*What is being asked*
The entries are to be returned exactly, with images left out.

*Raw records*
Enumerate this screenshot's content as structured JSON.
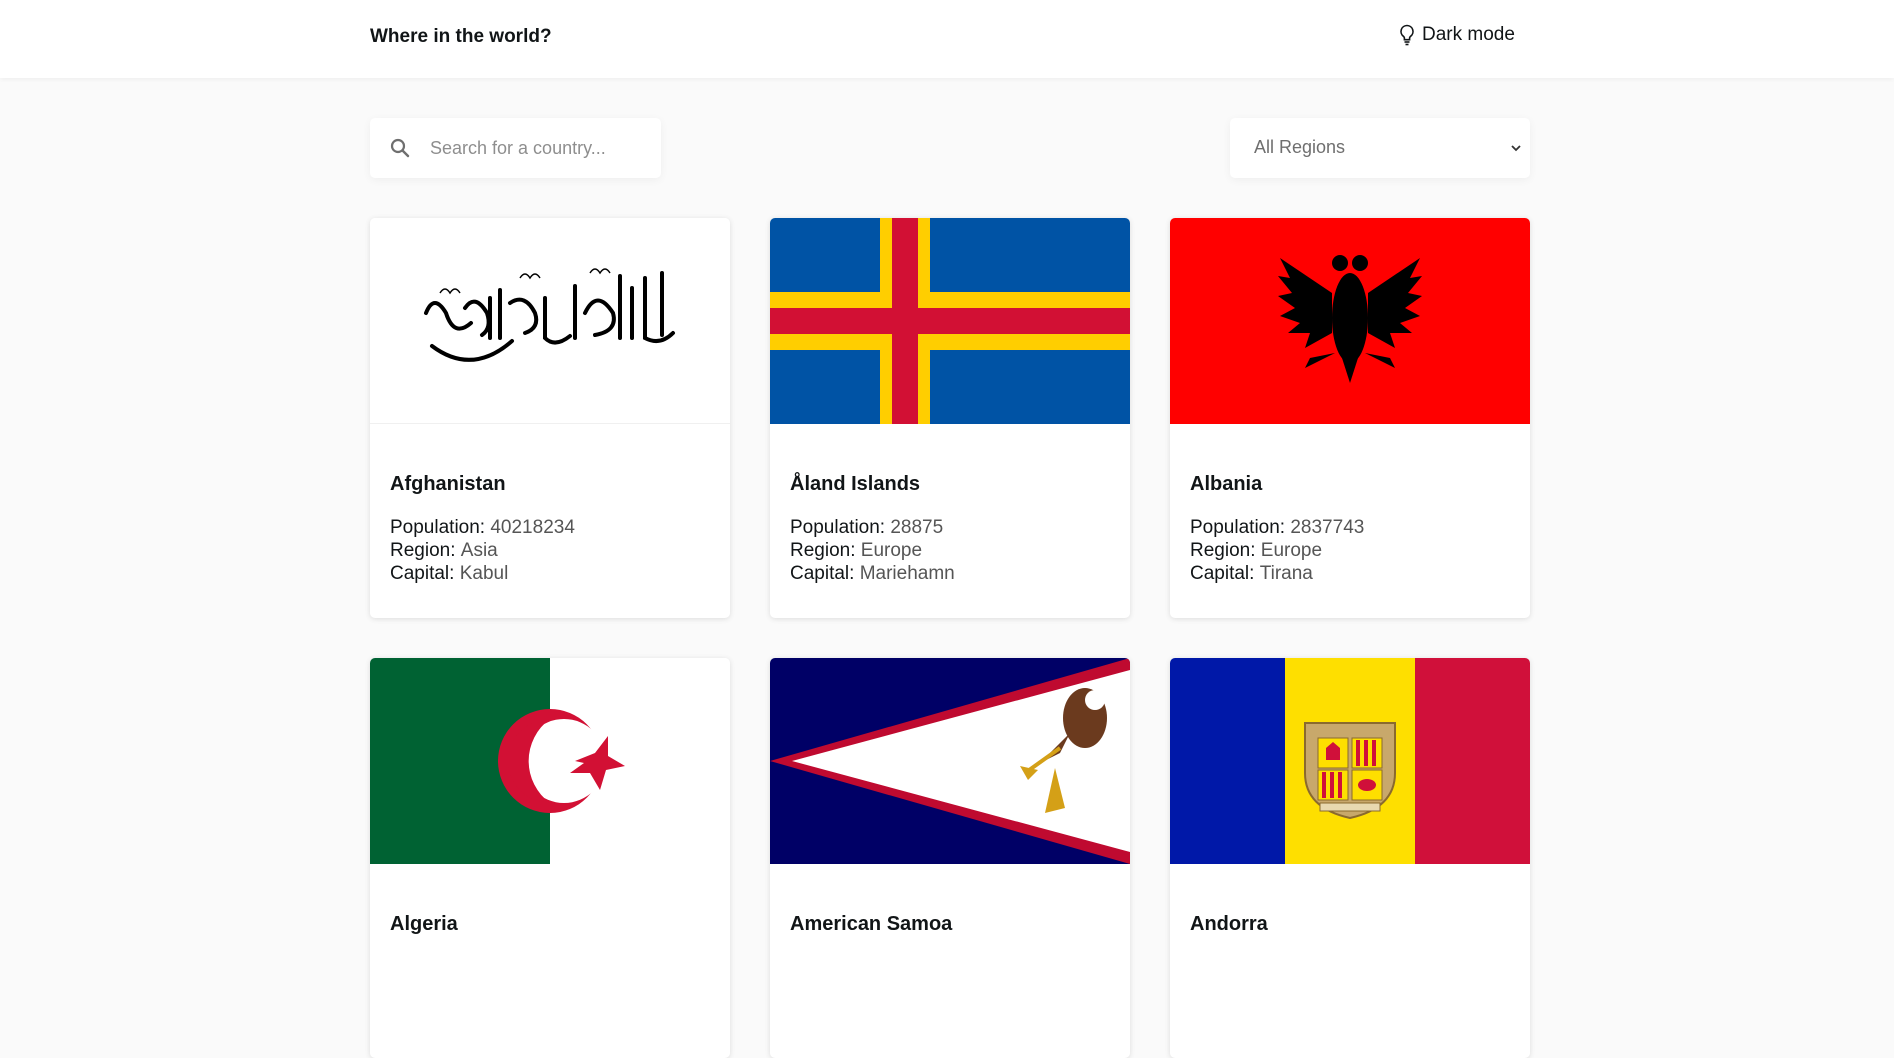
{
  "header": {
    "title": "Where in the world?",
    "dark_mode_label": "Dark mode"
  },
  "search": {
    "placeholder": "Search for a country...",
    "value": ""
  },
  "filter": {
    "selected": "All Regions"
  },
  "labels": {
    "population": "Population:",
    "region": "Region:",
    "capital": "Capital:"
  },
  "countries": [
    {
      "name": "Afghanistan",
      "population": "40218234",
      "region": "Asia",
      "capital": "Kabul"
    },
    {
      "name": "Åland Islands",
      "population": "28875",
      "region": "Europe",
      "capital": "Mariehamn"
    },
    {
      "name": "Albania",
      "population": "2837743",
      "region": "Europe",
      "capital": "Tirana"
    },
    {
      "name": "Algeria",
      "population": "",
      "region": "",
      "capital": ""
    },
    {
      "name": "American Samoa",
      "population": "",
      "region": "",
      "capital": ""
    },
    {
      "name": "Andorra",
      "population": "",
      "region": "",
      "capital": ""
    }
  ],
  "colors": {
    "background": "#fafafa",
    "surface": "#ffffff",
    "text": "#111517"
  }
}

*Task result*
Enumerate this screenshot's content as structured JSON.
{
  "header": {
    "title": "Where in the world?",
    "dark_mode_label": "Dark mode"
  },
  "search": {
    "placeholder": "Search for a country...",
    "value": ""
  },
  "filter": {
    "selected": "All Regions"
  },
  "labels": {
    "population": "Population:",
    "region": "Region:",
    "capital": "Capital:"
  },
  "countries": [
    {
      "name": "Afghanistan",
      "population": "40218234",
      "region": "Asia",
      "capital": "Kabul"
    },
    {
      "name": "Åland Islands",
      "population": "28875",
      "region": "Europe",
      "capital": "Mariehamn"
    },
    {
      "name": "Albania",
      "population": "2837743",
      "region": "Europe",
      "capital": "Tirana"
    },
    {
      "name": "Algeria",
      "population": "",
      "region": "",
      "capital": ""
    },
    {
      "name": "American Samoa",
      "population": "",
      "region": "",
      "capital": ""
    },
    {
      "name": "Andorra",
      "population": "",
      "region": "",
      "capital": ""
    }
  ],
  "colors": {
    "background": "#fafafa",
    "surface": "#ffffff",
    "text": "#111517"
  }
}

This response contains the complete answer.